Select from the records below every line that has the word "this" in it.

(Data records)
==============================
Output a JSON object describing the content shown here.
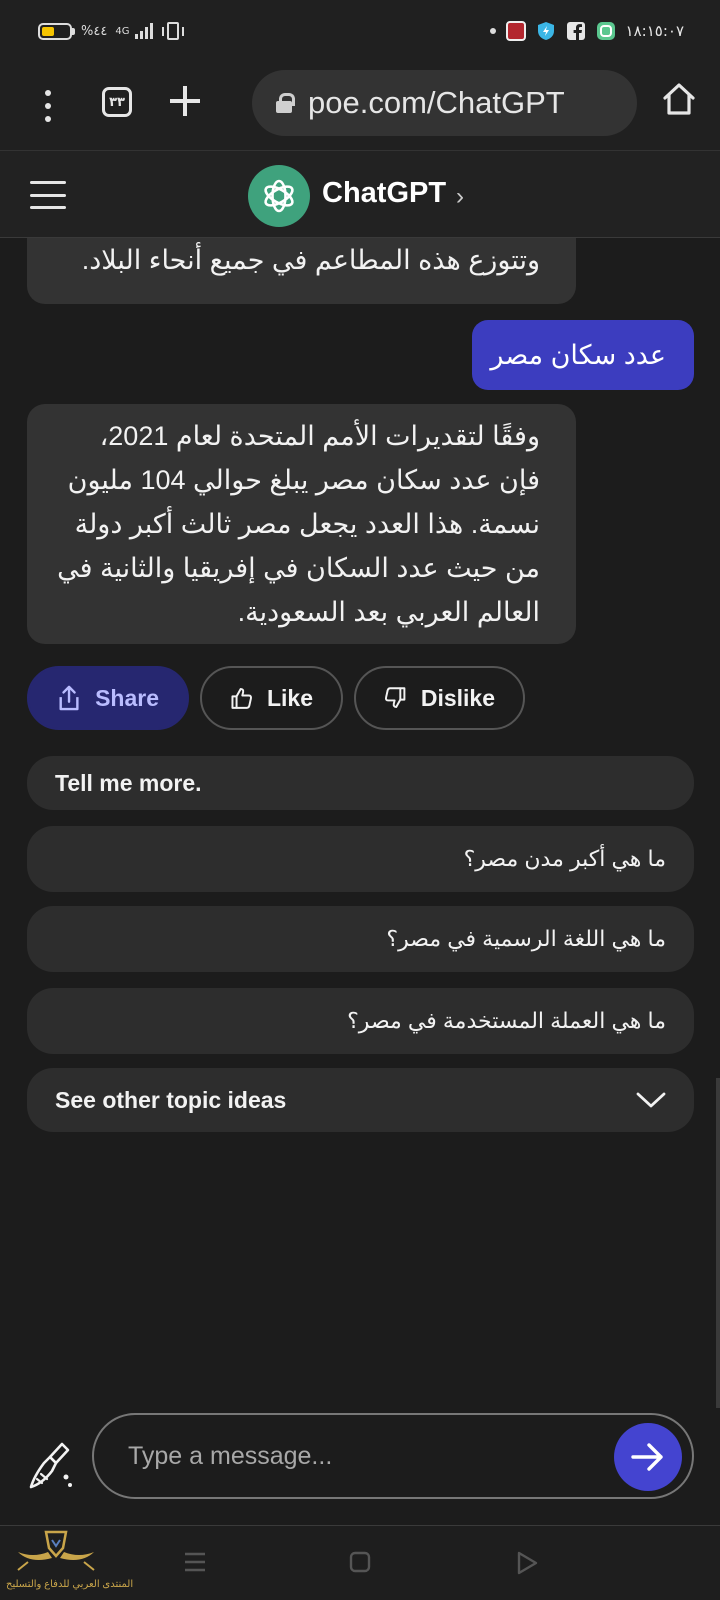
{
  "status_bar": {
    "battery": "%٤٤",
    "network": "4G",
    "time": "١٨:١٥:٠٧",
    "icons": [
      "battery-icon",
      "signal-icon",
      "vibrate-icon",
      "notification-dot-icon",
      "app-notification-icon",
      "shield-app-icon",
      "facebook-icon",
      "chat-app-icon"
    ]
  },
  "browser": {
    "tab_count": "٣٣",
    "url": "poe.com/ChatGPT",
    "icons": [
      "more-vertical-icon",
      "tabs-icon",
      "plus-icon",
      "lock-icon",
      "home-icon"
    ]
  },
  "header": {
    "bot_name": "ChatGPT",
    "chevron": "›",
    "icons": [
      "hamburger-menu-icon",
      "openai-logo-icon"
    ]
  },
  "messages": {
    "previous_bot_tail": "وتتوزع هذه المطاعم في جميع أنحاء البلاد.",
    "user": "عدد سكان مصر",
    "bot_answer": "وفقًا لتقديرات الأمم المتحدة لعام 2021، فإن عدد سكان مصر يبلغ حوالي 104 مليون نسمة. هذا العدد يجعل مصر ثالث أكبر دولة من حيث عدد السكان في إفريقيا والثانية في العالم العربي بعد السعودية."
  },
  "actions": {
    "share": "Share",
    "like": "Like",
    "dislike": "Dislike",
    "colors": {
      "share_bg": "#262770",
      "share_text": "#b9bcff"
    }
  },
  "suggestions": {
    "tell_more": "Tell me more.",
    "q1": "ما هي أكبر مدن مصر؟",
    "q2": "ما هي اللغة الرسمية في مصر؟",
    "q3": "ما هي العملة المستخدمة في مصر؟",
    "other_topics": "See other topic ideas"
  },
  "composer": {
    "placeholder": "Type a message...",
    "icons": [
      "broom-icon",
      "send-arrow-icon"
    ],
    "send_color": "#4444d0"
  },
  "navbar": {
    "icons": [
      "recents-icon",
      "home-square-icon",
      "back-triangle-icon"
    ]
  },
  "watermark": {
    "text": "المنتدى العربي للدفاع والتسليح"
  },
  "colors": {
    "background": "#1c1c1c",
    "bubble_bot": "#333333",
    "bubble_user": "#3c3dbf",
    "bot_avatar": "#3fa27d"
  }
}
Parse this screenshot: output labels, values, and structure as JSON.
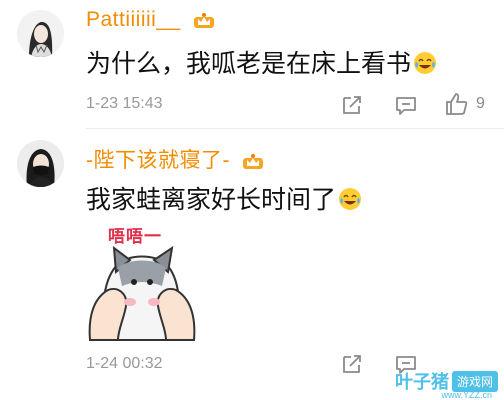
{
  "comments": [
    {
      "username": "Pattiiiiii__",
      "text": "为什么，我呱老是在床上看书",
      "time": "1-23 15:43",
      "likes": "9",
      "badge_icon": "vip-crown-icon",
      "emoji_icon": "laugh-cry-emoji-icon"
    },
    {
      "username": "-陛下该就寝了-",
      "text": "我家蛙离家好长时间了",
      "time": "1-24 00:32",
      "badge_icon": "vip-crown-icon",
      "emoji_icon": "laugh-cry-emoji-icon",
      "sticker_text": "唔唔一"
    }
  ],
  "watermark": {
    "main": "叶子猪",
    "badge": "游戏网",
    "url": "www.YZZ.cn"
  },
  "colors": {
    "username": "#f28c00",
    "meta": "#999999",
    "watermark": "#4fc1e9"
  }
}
==============================
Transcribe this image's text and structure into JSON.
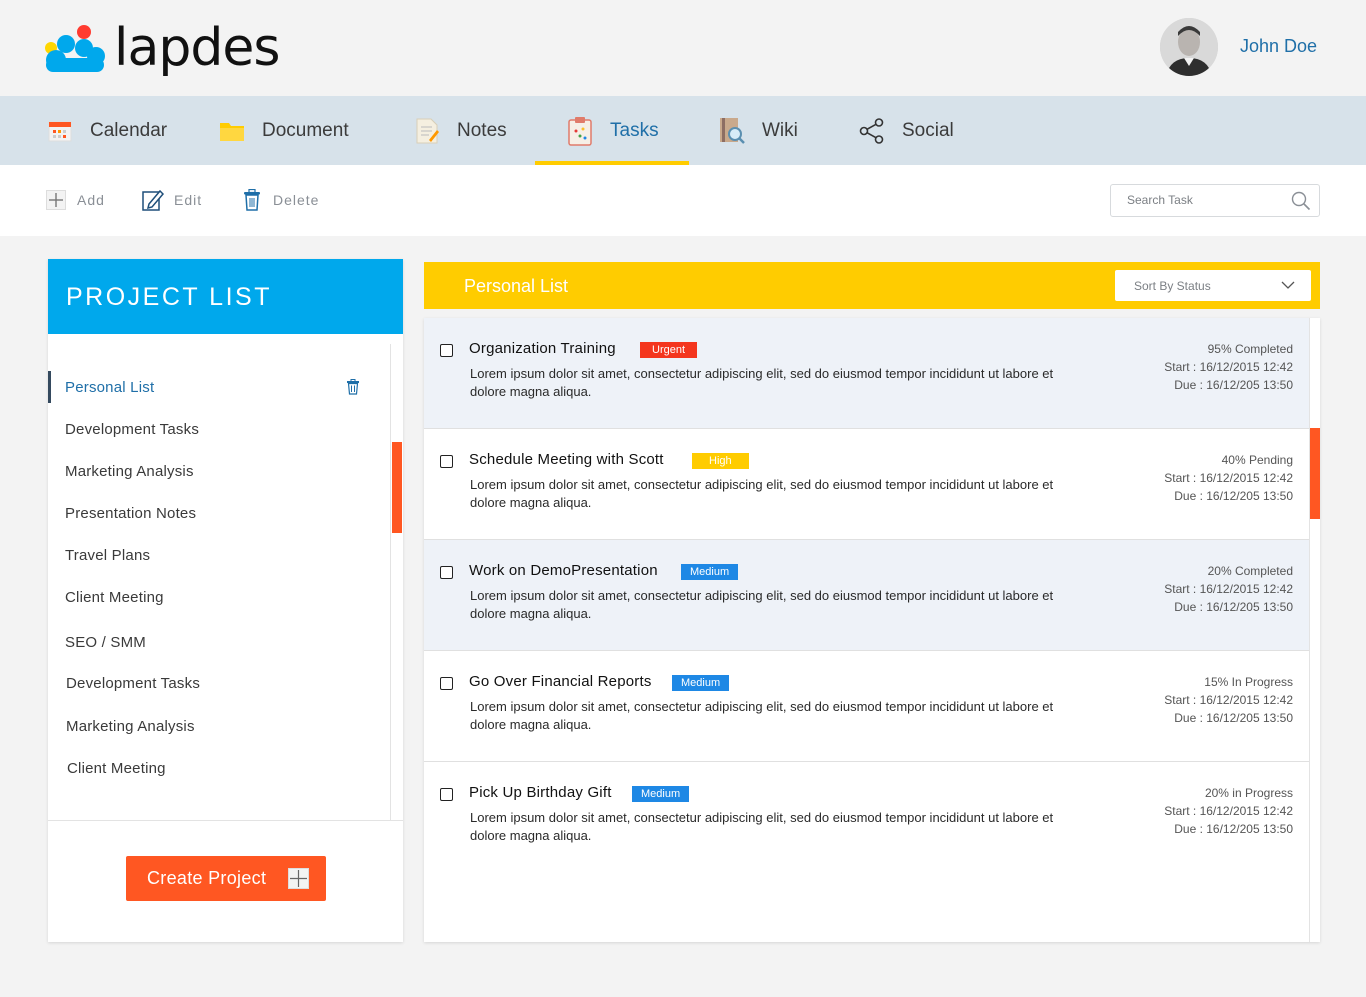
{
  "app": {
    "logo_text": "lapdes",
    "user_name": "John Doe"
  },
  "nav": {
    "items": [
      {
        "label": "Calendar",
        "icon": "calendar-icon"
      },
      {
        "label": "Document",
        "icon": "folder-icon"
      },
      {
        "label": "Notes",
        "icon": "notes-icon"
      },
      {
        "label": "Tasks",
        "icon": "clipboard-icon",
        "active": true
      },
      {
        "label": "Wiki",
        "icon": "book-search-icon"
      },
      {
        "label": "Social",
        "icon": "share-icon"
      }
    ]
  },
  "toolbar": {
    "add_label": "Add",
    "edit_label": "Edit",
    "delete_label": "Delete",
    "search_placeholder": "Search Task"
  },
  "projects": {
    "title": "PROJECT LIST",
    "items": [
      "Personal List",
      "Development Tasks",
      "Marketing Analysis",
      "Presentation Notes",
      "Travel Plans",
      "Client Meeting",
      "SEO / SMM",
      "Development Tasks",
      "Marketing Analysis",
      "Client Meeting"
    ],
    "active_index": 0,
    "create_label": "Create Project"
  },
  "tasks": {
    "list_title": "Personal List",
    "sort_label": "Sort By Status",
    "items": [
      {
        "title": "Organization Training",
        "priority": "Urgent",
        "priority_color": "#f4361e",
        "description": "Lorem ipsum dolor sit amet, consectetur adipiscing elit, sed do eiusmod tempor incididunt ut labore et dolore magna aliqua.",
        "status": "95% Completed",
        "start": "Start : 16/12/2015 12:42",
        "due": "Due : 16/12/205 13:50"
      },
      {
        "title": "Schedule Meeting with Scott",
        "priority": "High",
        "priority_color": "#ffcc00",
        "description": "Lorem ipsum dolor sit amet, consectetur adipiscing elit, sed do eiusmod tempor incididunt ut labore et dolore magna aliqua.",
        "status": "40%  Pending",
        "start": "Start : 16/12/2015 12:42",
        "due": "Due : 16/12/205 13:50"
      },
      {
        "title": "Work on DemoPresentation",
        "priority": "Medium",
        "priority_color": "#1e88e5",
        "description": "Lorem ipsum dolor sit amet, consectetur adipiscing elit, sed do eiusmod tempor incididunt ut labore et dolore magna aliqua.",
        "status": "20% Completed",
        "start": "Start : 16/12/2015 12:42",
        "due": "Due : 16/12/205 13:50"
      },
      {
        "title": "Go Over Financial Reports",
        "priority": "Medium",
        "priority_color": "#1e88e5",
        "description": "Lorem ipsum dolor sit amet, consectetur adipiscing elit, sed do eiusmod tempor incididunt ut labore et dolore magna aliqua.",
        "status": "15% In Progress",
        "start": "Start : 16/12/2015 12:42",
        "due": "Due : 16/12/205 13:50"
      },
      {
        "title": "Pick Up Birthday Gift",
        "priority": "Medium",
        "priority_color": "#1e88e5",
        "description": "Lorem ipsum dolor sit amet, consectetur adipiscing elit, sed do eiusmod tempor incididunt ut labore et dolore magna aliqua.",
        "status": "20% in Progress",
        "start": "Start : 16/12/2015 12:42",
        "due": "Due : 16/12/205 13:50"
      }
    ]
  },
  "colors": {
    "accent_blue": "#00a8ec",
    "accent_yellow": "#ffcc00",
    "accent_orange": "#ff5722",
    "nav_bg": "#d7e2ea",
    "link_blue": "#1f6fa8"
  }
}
==============================
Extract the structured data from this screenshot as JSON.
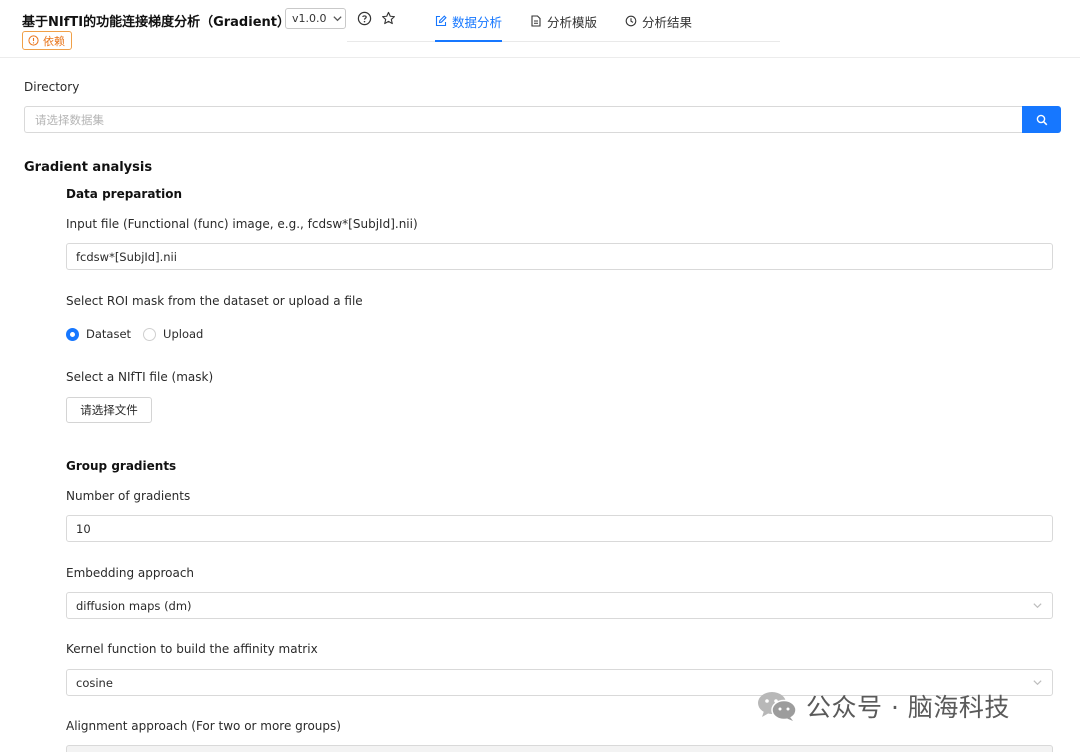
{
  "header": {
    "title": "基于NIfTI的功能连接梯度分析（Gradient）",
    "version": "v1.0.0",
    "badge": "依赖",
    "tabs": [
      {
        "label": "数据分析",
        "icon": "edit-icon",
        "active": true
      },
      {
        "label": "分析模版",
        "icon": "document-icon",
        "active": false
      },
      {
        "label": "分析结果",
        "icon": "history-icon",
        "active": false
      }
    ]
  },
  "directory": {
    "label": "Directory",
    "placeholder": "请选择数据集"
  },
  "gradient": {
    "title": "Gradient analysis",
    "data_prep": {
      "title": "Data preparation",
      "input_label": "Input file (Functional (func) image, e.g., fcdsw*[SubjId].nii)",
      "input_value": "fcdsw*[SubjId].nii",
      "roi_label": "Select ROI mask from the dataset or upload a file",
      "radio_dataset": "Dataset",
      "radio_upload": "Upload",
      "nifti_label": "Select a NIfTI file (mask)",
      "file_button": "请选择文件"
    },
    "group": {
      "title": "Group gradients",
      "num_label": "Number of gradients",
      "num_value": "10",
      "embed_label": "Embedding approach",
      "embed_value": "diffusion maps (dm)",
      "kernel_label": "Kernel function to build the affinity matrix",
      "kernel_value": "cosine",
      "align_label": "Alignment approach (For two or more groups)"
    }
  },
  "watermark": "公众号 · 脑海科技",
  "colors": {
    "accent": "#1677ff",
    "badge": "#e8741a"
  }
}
==============================
= SOLUTION BELOW =
Parse this screenshot: output labels, values, and structure as JSON.
Transcribe this image's text and structure into JSON.
Extract the structured data from this screenshot as JSON.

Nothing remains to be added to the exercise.